(Stored items from a collection)
########

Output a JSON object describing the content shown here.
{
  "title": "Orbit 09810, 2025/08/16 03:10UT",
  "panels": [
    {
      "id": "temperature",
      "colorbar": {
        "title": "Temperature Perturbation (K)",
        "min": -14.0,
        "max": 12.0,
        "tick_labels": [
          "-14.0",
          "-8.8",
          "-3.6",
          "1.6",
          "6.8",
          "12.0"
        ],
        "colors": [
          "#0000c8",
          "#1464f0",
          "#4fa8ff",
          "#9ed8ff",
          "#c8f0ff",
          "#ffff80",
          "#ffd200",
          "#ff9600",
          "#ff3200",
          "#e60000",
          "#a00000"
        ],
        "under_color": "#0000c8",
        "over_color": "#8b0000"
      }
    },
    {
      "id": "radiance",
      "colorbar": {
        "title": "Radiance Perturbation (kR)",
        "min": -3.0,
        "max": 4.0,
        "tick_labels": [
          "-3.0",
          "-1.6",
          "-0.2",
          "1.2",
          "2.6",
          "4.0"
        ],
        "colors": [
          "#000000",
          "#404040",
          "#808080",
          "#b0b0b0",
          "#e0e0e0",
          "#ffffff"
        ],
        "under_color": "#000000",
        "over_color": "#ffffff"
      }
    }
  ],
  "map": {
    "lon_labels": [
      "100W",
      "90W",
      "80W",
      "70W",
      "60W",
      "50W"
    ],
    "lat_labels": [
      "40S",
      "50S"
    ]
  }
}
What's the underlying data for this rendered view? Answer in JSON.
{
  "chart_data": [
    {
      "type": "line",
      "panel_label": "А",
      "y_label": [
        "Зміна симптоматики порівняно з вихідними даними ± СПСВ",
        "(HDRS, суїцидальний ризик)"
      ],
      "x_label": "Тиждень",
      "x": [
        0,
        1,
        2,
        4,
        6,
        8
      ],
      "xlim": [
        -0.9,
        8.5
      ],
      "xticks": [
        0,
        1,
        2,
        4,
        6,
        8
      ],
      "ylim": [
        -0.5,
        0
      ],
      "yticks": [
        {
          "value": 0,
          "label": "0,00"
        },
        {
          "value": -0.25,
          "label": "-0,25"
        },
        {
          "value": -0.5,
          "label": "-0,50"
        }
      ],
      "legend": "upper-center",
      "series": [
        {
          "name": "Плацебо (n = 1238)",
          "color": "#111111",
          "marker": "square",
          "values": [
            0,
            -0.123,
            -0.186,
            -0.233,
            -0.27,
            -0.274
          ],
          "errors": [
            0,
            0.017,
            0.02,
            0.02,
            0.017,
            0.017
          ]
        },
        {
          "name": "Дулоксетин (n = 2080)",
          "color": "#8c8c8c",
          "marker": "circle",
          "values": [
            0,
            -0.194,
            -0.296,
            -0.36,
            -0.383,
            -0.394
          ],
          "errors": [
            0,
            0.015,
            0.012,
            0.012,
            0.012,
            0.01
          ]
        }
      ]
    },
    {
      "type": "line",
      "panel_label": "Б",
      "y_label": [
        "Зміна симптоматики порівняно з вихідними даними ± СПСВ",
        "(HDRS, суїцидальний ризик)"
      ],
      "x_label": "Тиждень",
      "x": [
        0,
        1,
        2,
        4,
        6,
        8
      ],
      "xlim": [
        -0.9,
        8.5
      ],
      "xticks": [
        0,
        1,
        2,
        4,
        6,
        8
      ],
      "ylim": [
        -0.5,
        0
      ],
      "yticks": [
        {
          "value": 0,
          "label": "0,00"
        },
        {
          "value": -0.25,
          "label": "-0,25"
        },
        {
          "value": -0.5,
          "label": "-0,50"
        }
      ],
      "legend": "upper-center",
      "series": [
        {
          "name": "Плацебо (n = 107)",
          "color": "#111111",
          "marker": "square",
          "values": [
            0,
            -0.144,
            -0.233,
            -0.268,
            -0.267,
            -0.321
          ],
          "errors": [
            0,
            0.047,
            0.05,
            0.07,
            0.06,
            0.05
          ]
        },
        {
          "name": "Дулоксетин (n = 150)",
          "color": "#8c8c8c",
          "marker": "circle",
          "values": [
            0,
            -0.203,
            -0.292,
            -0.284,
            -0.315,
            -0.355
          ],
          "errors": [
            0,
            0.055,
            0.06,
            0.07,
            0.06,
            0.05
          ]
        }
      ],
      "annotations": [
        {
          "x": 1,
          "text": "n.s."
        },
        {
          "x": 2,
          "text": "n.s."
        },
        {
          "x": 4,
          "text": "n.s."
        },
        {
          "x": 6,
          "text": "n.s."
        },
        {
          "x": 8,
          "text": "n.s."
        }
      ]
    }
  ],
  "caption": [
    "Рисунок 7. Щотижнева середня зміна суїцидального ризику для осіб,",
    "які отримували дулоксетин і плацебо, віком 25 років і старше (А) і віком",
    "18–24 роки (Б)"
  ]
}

########

> _Task objective_:
Find all lines with "name" in them and copy each one.

> _Correct result_:
          "name": "Плацебо (n = 1238)",
          "name": "Дулоксетин (n = 2080)",
          "name": "Плацебо (n = 107)",
          "name": "Дулоксетин (n = 150)",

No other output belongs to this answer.